**Exercise**
Which lines below hold the word "median"? Copy all of them.

Figure record listings
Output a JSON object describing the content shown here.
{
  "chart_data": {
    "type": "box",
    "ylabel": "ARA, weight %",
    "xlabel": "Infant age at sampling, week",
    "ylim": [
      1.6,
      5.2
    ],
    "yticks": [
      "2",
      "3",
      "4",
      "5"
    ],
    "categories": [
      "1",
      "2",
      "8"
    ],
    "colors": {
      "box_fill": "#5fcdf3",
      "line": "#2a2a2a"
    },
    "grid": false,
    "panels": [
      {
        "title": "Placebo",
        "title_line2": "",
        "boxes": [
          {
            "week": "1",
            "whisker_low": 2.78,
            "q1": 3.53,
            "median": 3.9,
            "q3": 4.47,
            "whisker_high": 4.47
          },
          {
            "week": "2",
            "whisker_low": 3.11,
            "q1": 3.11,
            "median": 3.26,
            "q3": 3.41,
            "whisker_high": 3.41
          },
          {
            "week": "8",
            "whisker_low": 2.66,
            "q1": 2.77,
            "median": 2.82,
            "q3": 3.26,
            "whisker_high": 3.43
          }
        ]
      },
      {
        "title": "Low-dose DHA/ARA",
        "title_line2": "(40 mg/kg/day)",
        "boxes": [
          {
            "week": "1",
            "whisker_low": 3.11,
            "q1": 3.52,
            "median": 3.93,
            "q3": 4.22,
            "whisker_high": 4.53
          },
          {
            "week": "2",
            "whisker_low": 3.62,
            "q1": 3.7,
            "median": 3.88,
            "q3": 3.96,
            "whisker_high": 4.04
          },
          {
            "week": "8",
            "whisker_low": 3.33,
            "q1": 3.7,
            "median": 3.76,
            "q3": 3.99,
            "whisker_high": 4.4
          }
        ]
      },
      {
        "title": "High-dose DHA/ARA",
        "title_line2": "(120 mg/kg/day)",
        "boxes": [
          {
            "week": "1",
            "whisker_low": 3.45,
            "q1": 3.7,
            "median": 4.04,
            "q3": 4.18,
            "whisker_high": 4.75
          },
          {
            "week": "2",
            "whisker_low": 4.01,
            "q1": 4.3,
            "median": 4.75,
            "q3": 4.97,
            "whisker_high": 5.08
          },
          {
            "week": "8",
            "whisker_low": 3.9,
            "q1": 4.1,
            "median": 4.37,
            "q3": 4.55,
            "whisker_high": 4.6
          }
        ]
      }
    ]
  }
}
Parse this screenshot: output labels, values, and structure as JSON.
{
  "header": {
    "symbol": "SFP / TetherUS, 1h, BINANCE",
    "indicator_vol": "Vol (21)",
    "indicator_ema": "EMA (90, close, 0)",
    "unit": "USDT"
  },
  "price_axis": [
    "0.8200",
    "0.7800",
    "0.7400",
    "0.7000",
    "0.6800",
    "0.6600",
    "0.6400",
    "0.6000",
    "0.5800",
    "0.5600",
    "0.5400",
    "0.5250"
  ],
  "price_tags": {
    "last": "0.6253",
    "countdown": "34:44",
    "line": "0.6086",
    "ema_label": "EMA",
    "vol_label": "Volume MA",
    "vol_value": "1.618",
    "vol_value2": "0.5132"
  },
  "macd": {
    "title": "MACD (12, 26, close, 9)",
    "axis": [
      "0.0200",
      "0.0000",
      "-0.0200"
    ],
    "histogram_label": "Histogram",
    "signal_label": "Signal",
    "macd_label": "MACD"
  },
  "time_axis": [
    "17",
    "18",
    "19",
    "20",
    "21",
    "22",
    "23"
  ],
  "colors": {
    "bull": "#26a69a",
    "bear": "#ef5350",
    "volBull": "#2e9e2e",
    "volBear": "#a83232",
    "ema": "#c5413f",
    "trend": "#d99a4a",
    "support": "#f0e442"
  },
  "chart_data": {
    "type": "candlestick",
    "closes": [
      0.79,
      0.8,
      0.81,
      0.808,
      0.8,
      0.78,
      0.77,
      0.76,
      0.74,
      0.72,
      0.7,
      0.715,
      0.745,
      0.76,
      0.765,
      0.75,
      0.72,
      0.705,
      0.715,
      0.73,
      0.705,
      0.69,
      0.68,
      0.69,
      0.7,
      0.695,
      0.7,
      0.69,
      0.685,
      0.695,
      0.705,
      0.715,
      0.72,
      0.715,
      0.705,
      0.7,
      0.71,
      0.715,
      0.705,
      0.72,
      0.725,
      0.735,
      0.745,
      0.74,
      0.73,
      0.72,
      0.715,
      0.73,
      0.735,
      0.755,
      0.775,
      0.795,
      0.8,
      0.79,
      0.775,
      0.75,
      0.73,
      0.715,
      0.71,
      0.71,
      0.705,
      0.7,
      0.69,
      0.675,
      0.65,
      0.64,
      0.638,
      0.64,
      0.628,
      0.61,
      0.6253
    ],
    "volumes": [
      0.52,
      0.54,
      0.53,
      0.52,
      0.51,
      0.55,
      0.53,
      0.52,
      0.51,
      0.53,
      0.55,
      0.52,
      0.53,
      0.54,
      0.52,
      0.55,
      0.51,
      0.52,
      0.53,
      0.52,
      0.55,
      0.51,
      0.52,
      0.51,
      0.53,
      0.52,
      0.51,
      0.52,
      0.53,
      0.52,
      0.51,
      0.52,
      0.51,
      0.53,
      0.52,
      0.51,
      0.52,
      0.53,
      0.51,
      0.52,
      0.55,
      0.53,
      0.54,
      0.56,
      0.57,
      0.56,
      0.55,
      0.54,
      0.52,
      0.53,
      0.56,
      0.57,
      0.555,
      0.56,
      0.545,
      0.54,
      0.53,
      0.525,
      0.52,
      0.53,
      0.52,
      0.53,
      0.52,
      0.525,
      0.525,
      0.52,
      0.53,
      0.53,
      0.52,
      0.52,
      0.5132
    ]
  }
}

**Response to the exercise**
            "median": 3.9,
            "median": 3.26,
            "median": 2.82,
            "median": 3.93,
            "median": 3.88,
            "median": 3.76,
            "median": 4.04,
            "median": 4.75,
            "median": 4.37,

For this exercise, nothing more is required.